> [所给材料]:

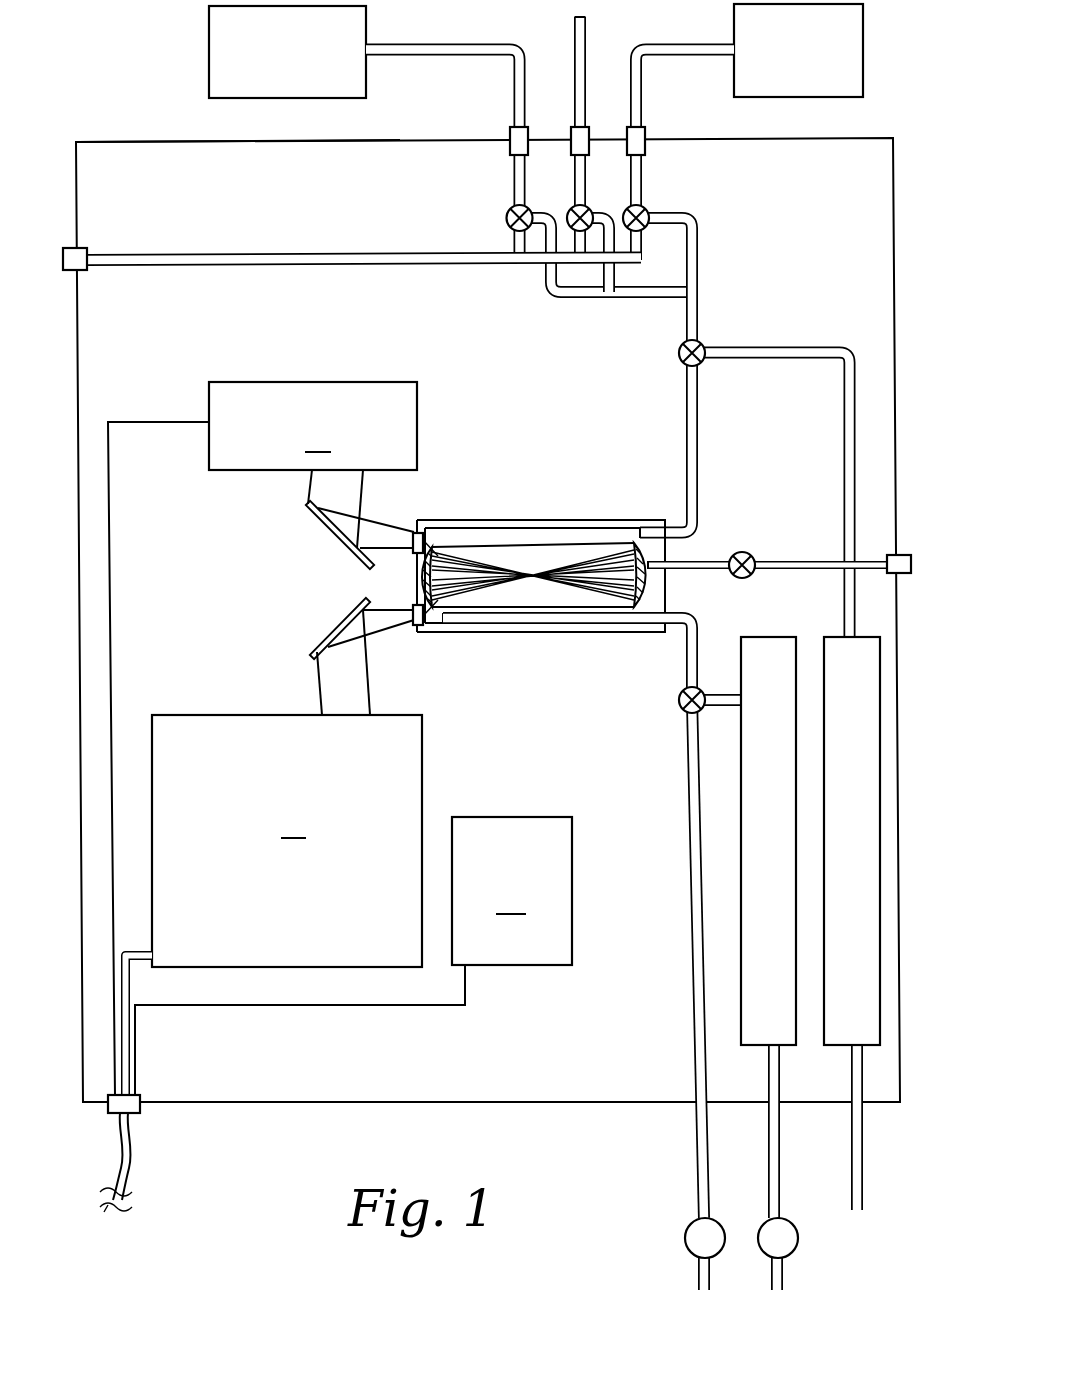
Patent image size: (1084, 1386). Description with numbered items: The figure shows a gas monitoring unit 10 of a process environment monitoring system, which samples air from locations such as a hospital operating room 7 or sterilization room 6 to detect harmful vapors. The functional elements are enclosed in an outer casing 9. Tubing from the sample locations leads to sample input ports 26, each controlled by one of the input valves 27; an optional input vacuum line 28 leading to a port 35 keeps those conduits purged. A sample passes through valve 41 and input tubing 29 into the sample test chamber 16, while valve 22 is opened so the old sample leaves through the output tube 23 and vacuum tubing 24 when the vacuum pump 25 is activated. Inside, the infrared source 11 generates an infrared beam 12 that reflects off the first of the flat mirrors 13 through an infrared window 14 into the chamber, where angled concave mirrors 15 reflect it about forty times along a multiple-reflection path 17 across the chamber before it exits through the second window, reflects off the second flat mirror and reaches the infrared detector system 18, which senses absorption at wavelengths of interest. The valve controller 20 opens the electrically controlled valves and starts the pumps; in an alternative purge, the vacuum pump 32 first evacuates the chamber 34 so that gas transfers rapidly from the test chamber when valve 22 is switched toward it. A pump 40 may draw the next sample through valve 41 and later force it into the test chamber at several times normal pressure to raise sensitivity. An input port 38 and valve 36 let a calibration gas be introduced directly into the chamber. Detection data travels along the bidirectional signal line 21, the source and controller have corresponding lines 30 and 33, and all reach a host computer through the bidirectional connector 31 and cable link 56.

The sterilization room 6 is at (208, 47).
The operating room 7 is at (733, 76).
The outer casing 9 is at (205, 141).
The gas monitoring unit 10 is at (136, 134).
The infrared source 11 is at (287, 841).
The infrared beam 12 is at (314, 686).
The flat mirrors 13 is at (342, 624).
The infrared window 14 is at (419, 532).
The concave mirrors 15 is at (456, 566).
The sample test chamber 16 is at (527, 510).
The multiple-reflection light path 17 is at (533, 586).
The infrared detector system 18 is at (313, 465).
The valve controller 20 is at (512, 891).
The bidirectional signal line 21 is at (106, 568).
The valve 22 is at (679, 700).
The output tube 23 is at (600, 634).
The vacuum tubing 24 is at (695, 1056).
The vacuum pump 25 is at (691, 1222).
The sample input ports 26 is at (510, 149).
The input valves 27 is at (506, 218).
The input vacuum line 28 is at (180, 256).
The input tubing 29 is at (686, 420).
The bidirectional signal line 30 is at (140, 955).
The bidirectional connector 31 is at (140, 1094).
The vacuum pump 32 is at (792, 1222).
The bidirectional signal line 33 is at (378, 1003).
The chamber 34 is at (766, 636).
The port 35 is at (88, 256).
The valve 36 is at (752, 554).
The input port 38 is at (889, 554).
The pump 40 is at (845, 636).
The valve 41 is at (679, 353).
The bidirectional cable link 56 is at (130, 1160).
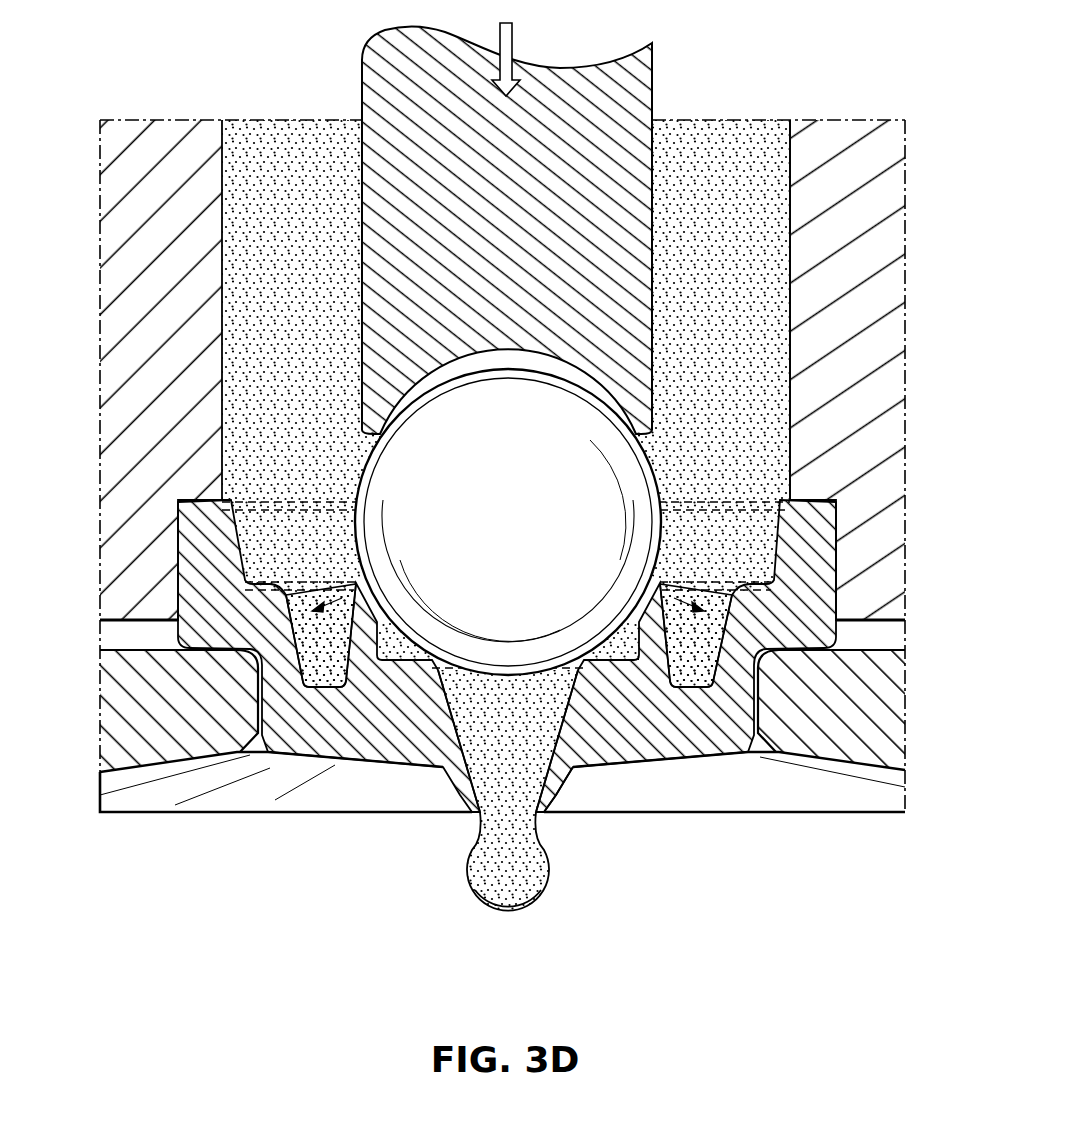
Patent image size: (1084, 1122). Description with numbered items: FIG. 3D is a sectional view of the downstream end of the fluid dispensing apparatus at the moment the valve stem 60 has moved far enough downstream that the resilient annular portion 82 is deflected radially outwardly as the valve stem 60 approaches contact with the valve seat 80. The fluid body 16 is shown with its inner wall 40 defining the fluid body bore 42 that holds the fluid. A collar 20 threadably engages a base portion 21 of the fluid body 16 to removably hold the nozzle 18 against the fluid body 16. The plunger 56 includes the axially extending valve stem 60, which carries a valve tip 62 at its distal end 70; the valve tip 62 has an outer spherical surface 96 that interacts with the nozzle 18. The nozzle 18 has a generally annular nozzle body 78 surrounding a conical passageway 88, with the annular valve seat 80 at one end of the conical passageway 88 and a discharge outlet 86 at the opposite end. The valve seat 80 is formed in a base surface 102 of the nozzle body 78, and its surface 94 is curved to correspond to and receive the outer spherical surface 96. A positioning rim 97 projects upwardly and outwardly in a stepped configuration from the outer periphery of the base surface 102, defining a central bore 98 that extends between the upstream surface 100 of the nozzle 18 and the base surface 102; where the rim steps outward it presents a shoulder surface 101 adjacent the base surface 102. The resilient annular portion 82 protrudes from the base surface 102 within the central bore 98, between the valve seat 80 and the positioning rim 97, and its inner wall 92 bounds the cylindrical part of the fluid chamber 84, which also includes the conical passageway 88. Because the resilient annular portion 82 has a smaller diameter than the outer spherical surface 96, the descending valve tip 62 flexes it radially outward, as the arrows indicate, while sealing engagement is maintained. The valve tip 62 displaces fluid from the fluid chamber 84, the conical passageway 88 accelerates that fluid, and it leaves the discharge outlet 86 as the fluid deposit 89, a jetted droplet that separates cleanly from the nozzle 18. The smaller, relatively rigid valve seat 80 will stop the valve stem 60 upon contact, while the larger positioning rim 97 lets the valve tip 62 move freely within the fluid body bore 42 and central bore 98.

The fluid body 16 is at (857, 116).
The nozzle 18 is at (385, 770).
The collar 20 is at (110, 710).
The base portion 21 is at (132, 597).
The inner wall 40 is at (790, 142).
The fluid body bore 42 is at (710, 401).
The plunger 56 is at (553, 64).
The valve stem 60 is at (652, 92).
The valve tip 62 is at (655, 477).
The distal end 70 is at (358, 152).
The nozzle body 78 is at (300, 754).
The annular valve seat 80 is at (438, 670).
The resilient annular portion 82 is at (652, 576).
The fluid chamber 84 is at (491, 714).
The discharge outlet 86 is at (471, 868).
The conical passageway 88 is at (560, 787).
The fluid deposit 89 is at (515, 908).
The inner wall 92 is at (376, 618).
The surface 94 is at (578, 670).
The outer spherical surface 96 is at (497, 512).
The positioning rim 97 is at (815, 571).
The central bore 98 is at (745, 522).
The upstream surface 100 is at (198, 500).
The shoulder surface 101 is at (840, 690).
The base surface 102 is at (692, 684).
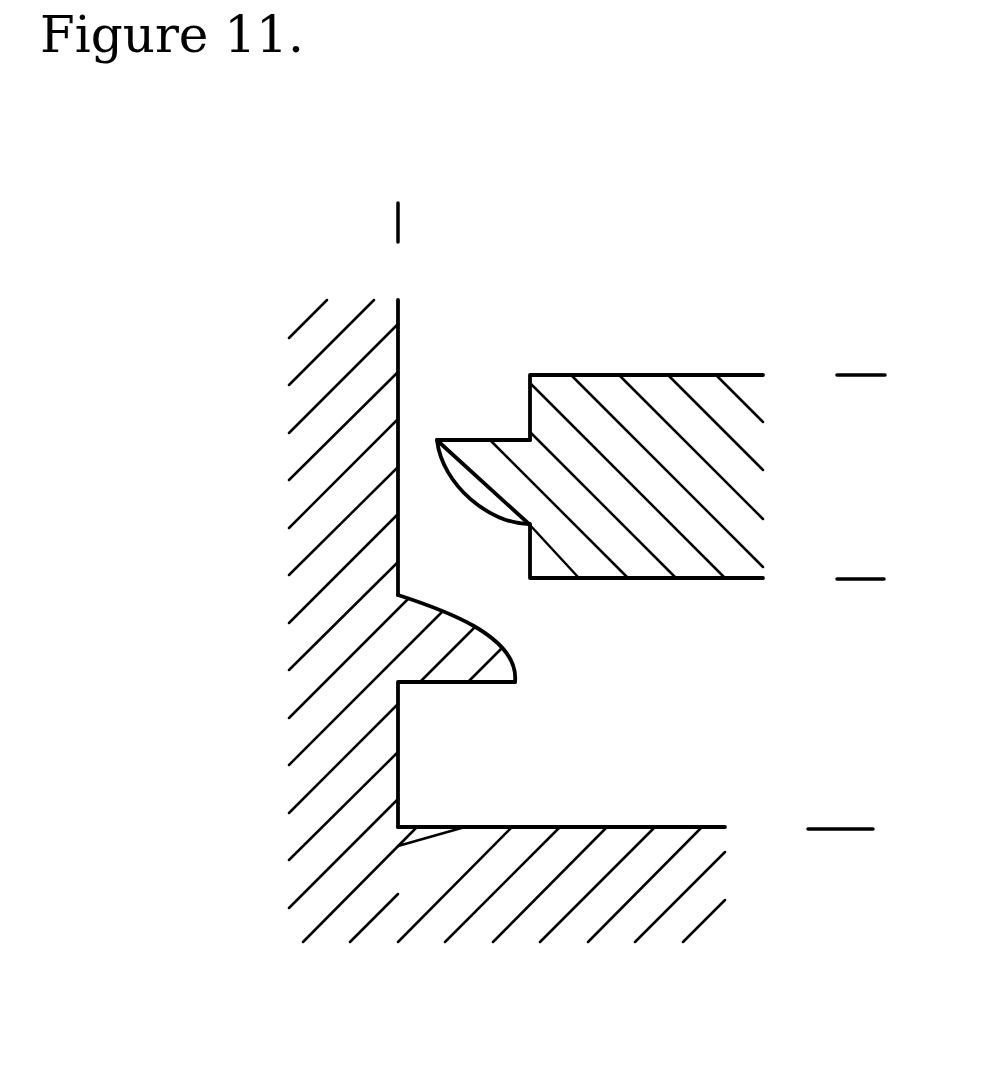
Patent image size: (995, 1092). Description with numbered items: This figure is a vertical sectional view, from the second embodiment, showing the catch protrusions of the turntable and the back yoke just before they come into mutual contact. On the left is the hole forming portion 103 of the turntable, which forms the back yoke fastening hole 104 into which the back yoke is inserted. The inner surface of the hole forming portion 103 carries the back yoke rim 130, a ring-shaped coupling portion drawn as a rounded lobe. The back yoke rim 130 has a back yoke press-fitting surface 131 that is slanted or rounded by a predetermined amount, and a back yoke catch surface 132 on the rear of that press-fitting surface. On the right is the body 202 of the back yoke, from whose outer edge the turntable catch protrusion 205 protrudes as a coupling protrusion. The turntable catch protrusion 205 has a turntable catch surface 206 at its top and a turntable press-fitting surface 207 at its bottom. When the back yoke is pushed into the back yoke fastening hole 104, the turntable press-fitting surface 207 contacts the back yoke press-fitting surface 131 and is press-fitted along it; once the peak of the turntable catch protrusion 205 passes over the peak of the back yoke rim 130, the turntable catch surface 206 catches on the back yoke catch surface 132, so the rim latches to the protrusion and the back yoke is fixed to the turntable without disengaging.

> [任务要求]:
逐字抄录上方全部行，作答中不要包含图片。

> [练习作答]:
Patent image size: (1084, 1386). Description with numbered items: The figure shows a gas monitoring unit 10 of a process environment monitoring system, which samples air from locations such as a hospital operating room 7 or sterilization room 6 to detect harmful vapors. The functional elements are enclosed in an outer casing 9. Tubing from the sample locations leads to sample input ports 26, each controlled by one of the input valves 27; an optional input vacuum line 28 leading to a port 35 keeps those conduits purged. A sample passes through valve 41 and input tubing 29 into the sample test chamber 16, while valve 22 is opened so the old sample leaves through the output tube 23 and vacuum tubing 24 when the vacuum pump 25 is activated. Inside, the infrared source 11 generates an infrared beam 12 that reflects off the first of the flat mirrors 13 through an infrared window 14 into the chamber, where angled concave mirrors 15 reflect it about forty times along a multiple-reflection path 17 across the chamber before it exits through the second window, reflects off the second flat mirror and reaches the infrared detector system 18, which senses absorption at wavelengths of interest. The valve controller 20 opens the electrically controlled valves and starts the pumps; in an alternative purge, the vacuum pump 32 first evacuates the chamber 34 so that gas transfers rapidly from the test chamber when valve 22 is switched toward it. A pump 40 may draw the next sample through valve 41 and later force it into the test chamber at several times normal pressure to raise sensitivity. An input port 38 and valve 36 let a calibration gas be introduced directly into the chamber. Detection data travels along the bidirectional signal line 21, the source and controller have corresponding lines 30 and 33, and all reach a host computer through the bidirectional connector 31 and cable link 56.

The sterilization room 6 is at (208, 47).
The operating room 7 is at (733, 76).
The outer casing 9 is at (205, 141).
The gas monitoring unit 10 is at (136, 134).
The infrared source 11 is at (287, 841).
The infrared beam 12 is at (314, 686).
The flat mirrors 13 is at (342, 624).
The infrared window 14 is at (419, 532).
The concave mirrors 15 is at (456, 566).
The sample test chamber 16 is at (527, 510).
The multiple-reflection light path 17 is at (533, 586).
The infrared detector system 18 is at (313, 465).
The valve controller 20 is at (512, 891).
The bidirectional signal line 21 is at (106, 568).
The valve 22 is at (679, 700).
The output tube 23 is at (600, 634).
The vacuum tubing 24 is at (695, 1056).
The vacuum pump 25 is at (691, 1222).
The sample input ports 26 is at (510, 149).
The input valves 27 is at (506, 218).
The input vacuum line 28 is at (180, 256).
The input tubing 29 is at (686, 420).
The bidirectional signal line 30 is at (140, 955).
The bidirectional connector 31 is at (140, 1094).
The vacuum pump 32 is at (792, 1222).
The bidirectional signal line 33 is at (378, 1003).
The chamber 34 is at (766, 636).
The port 35 is at (88, 256).
The valve 36 is at (752, 554).
The input port 38 is at (889, 554).
The pump 40 is at (845, 636).
The valve 41 is at (679, 353).
The bidirectional cable link 56 is at (130, 1160).
Patent image size: (1084, 1122). Description with numbered items: FIG. 3D is a sectional view of the downstream end of the fluid dispensing apparatus at the moment the valve stem 60 has moved far enough downstream that the resilient annular portion 82 is deflected radially outwardly as the valve stem 60 approaches contact with the valve seat 80. The fluid body 16 is shown with its inner wall 40 defining the fluid body bore 42 that holds the fluid. A collar 20 threadably engages a base portion 21 of the fluid body 16 to removably hold the nozzle 18 against the fluid body 16. The plunger 56 includes the axially extending valve stem 60, which carries a valve tip 62 at its distal end 70; the valve tip 62 has an outer spherical surface 96 that interacts with the nozzle 18. The nozzle 18 has a generally annular nozzle body 78 surrounding a conical passageway 88, with the annular valve seat 80 at one end of the conical passageway 88 and a discharge outlet 86 at the opposite end. The valve seat 80 is formed in a base surface 102 of the nozzle body 78, and its surface 94 is curved to correspond to and receive the outer spherical surface 96. A positioning rim 97 projects upwardly and outwardly in a stepped configuration from the outer periphery of the base surface 102, defining a central bore 98 that extends between the upstream surface 100 of the nozzle 18 and the base surface 102; where the rim steps outward it presents a shoulder surface 101 adjacent the base surface 102. The resilient annular portion 82 protrudes from the base surface 102 within the central bore 98, between the valve seat 80 and the positioning rim 97, and its inner wall 92 bounds the cylindrical part of the fluid chamber 84, which also includes the conical passageway 88. Because the resilient annular portion 82 has a smaller diameter than the outer spherical surface 96, the descending valve tip 62 flexes it radially outward, as the arrows indicate, while sealing engagement is maintained. The valve tip 62 displaces fluid from the fluid chamber 84, the conical passageway 88 accelerates that fluid, and it leaves the discharge outlet 86 as the fluid deposit 89, a jetted droplet that separates cleanly from the nozzle 18. The smaller, relatively rigid valve seat 80 will stop the valve stem 60 upon contact, while the larger positioning rim 97 lets the valve tip 62 move freely within the fluid body bore 42 and central bore 98.

The fluid body 16 is at (857, 116).
The nozzle 18 is at (385, 770).
The collar 20 is at (110, 710).
The base portion 21 is at (132, 597).
The inner wall 40 is at (790, 142).
The fluid body bore 42 is at (710, 401).
The plunger 56 is at (553, 64).
The valve stem 60 is at (652, 92).
The valve tip 62 is at (655, 477).
The distal end 70 is at (358, 152).
The nozzle body 78 is at (300, 754).
The annular valve seat 80 is at (438, 670).
The resilient annular portion 82 is at (652, 576).
The fluid chamber 84 is at (491, 714).
The discharge outlet 86 is at (471, 868).
The conical passageway 88 is at (560, 787).
The fluid deposit 89 is at (515, 908).
The inner wall 92 is at (376, 618).
The surface 94 is at (578, 670).
The outer spherical surface 96 is at (497, 512).
The positioning rim 97 is at (815, 571).
The central bore 98 is at (745, 522).
The upstream surface 100 is at (198, 500).
The shoulder surface 101 is at (840, 690).
The base surface 102 is at (692, 684).
Patent image size: (995, 1092). Description with numbered items: This figure is a vertical sectional view, from the second embodiment, showing the catch protrusions of the turntable and the back yoke just before they come into mutual contact. On the left is the hole forming portion 103 of the turntable, which forms the back yoke fastening hole 104 into which the back yoke is inserted. The inner surface of the hole forming portion 103 carries the back yoke rim 130, a ring-shaped coupling portion drawn as a rounded lobe. The back yoke rim 130 has a back yoke press-fitting surface 131 that is slanted or rounded by a predetermined amount, and a back yoke catch surface 132 on the rear of that press-fitting surface. On the right is the body 202 of the back yoke, from whose outer edge the turntable catch protrusion 205 protrudes as a coupling protrusion. The turntable catch protrusion 205 has a turntable catch surface 206 at its top and a turntable press-fitting surface 207 at its bottom. When the back yoke is pushed into the back yoke fastening hole 104, the turntable press-fitting surface 207 contacts the back yoke press-fitting surface 131 and is press-fitted along it; once the peak of the turntable catch protrusion 205 passes over the peak of the back yoke rim 130, the turntable catch surface 206 catches on the back yoke catch surface 132, so the rim latches to the protrusion and the back yoke is fixed to the turntable without disengaging.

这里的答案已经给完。